DATA LINES:
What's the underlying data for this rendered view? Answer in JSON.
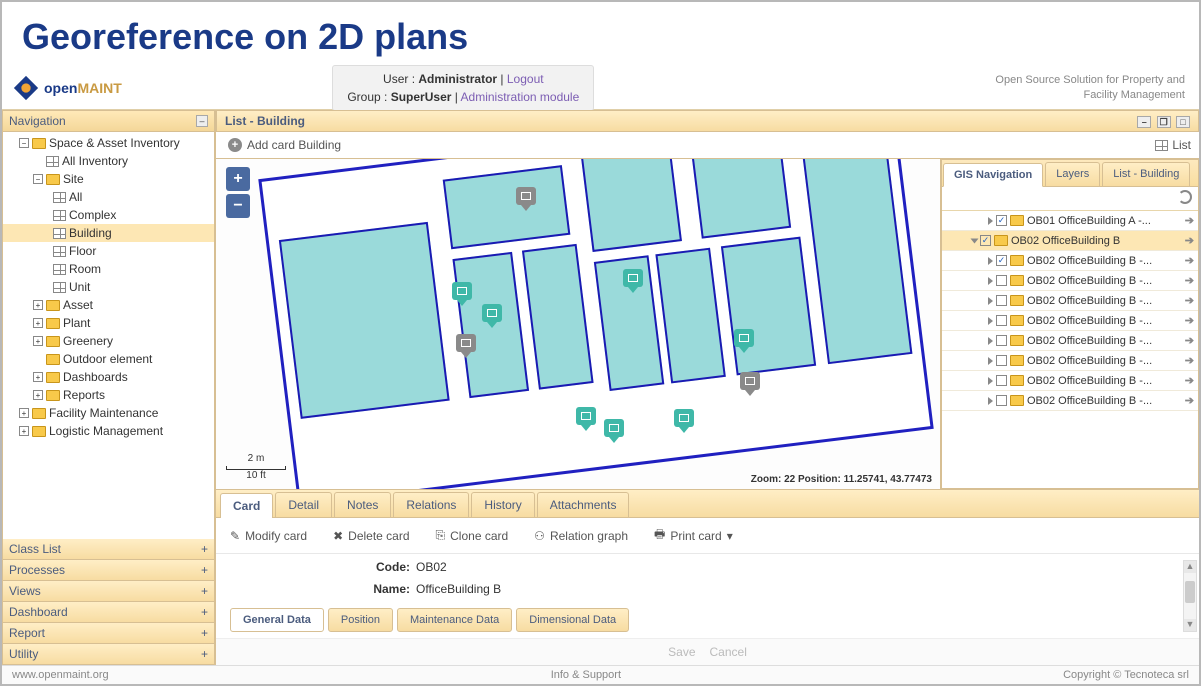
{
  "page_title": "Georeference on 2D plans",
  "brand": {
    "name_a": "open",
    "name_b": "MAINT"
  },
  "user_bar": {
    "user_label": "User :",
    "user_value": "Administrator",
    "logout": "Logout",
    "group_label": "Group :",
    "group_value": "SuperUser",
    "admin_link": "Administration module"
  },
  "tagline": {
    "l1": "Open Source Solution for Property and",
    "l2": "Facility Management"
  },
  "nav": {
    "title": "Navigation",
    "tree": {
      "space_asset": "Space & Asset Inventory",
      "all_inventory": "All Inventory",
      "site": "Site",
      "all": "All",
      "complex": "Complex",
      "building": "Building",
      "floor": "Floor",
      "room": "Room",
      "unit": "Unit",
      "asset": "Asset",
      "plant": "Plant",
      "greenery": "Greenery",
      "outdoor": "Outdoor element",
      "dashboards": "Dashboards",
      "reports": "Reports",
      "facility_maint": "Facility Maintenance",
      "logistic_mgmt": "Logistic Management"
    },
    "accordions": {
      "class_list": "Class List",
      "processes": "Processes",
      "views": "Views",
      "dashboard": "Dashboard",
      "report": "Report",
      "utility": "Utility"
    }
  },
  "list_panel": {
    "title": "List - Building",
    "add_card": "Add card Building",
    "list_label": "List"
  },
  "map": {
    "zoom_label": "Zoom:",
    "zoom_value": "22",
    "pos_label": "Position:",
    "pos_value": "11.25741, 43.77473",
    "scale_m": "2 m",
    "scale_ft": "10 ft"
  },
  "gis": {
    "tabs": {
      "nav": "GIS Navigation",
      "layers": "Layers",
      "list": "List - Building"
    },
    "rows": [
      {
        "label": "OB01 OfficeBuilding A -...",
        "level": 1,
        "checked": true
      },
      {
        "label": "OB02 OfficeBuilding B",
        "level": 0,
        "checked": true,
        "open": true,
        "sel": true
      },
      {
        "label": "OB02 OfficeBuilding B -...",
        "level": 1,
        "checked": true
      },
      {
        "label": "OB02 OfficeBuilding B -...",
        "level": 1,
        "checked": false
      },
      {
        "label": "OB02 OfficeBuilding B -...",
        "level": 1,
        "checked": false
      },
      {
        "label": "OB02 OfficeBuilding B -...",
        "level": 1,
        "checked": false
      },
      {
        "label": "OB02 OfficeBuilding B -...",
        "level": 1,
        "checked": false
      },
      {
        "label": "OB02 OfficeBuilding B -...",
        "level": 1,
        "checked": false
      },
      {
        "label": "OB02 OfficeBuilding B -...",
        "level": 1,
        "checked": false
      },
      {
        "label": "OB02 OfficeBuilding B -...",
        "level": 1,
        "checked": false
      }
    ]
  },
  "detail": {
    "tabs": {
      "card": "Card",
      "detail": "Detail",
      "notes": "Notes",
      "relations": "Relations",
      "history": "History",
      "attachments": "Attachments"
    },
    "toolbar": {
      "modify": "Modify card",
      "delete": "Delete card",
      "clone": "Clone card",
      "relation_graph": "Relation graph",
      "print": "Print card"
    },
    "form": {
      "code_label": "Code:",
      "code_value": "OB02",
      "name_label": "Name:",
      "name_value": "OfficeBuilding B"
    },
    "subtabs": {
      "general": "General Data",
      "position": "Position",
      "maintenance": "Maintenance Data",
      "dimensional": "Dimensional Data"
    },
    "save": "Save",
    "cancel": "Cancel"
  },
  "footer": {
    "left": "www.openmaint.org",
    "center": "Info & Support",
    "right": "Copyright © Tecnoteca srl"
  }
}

---

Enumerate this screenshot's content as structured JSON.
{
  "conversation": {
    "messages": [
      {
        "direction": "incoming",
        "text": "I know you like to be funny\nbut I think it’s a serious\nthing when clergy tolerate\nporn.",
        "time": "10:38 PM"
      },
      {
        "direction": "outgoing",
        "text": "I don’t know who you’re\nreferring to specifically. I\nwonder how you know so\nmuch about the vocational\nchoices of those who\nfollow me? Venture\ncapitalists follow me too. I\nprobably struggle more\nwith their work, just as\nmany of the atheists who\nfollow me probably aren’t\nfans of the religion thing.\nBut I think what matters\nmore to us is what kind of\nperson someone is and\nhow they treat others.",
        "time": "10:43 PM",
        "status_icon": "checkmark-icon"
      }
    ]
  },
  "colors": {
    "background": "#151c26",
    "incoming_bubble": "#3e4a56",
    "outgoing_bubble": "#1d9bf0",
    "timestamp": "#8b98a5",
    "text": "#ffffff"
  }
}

WRITTEN INSTRUCTION:
What is the number of lines in this material that hold the string "direction"? Answer with that number only.

SOLUTION TO THE EXERCISE:
2